Stored items:
__________________________________________________
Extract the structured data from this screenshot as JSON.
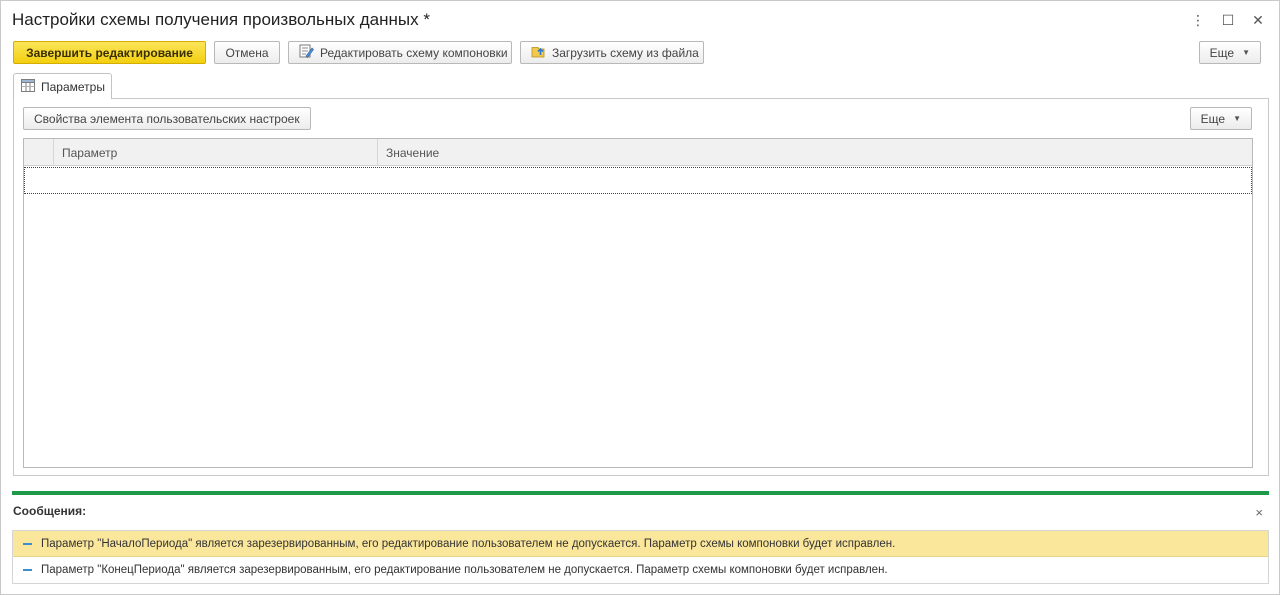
{
  "window": {
    "title": "Настройки схемы получения произвольных данных *",
    "controls": {
      "more": "⋮",
      "maximize": "☐",
      "close": "✕"
    }
  },
  "toolbar": {
    "finish_label": "Завершить редактирование",
    "cancel_label": "Отмена",
    "edit_schema_label": "Редактировать схему компоновки",
    "load_schema_label": "Загрузить схему из файла",
    "more_label": "Еще"
  },
  "tab": {
    "label": "Параметры"
  },
  "panel": {
    "properties_label": "Свойства элемента пользовательских настроек",
    "more_label": "Еще"
  },
  "table": {
    "columns": [
      "Параметр",
      "Значение"
    ],
    "rows": []
  },
  "messages": {
    "title": "Сообщения:",
    "close": "×",
    "items": [
      "Параметр \"НачалоПериода\" является зарезервированным, его редактирование пользователем не допускается. Параметр схемы компоновки будет исправлен.",
      "Параметр \"КонецПериода\" является зарезервированным, его редактирование пользователем не допускается. Параметр схемы компоновки будет исправлен."
    ]
  },
  "colors": {
    "primary_button": "#f3cf0f",
    "messages_divider": "#1f9a4a",
    "highlighted_message": "#fbe79b"
  },
  "icons": {
    "edit_schema": "edit-schema-icon",
    "load_schema": "upload-file-icon",
    "tab": "parameters-table-icon"
  }
}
__________________________________________________
Task instructions: Omit the pictures and reproduce the listing exactly.

Written reply:
Extract the structured data from this screenshot as JSON.
{
  "window": {
    "title": "Настройки схемы получения произвольных данных *",
    "controls": {
      "more": "⋮",
      "maximize": "☐",
      "close": "✕"
    }
  },
  "toolbar": {
    "finish_label": "Завершить редактирование",
    "cancel_label": "Отмена",
    "edit_schema_label": "Редактировать схему компоновки",
    "load_schema_label": "Загрузить схему из файла",
    "more_label": "Еще"
  },
  "tab": {
    "label": "Параметры"
  },
  "panel": {
    "properties_label": "Свойства элемента пользовательских настроек",
    "more_label": "Еще"
  },
  "table": {
    "columns": [
      "Параметр",
      "Значение"
    ],
    "rows": []
  },
  "messages": {
    "title": "Сообщения:",
    "close": "×",
    "items": [
      "Параметр \"НачалоПериода\" является зарезервированным, его редактирование пользователем не допускается. Параметр схемы компоновки будет исправлен.",
      "Параметр \"КонецПериода\" является зарезервированным, его редактирование пользователем не допускается. Параметр схемы компоновки будет исправлен."
    ]
  },
  "colors": {
    "primary_button": "#f3cf0f",
    "messages_divider": "#1f9a4a",
    "highlighted_message": "#fbe79b"
  },
  "icons": {
    "edit_schema": "edit-schema-icon",
    "load_schema": "upload-file-icon",
    "tab": "parameters-table-icon"
  }
}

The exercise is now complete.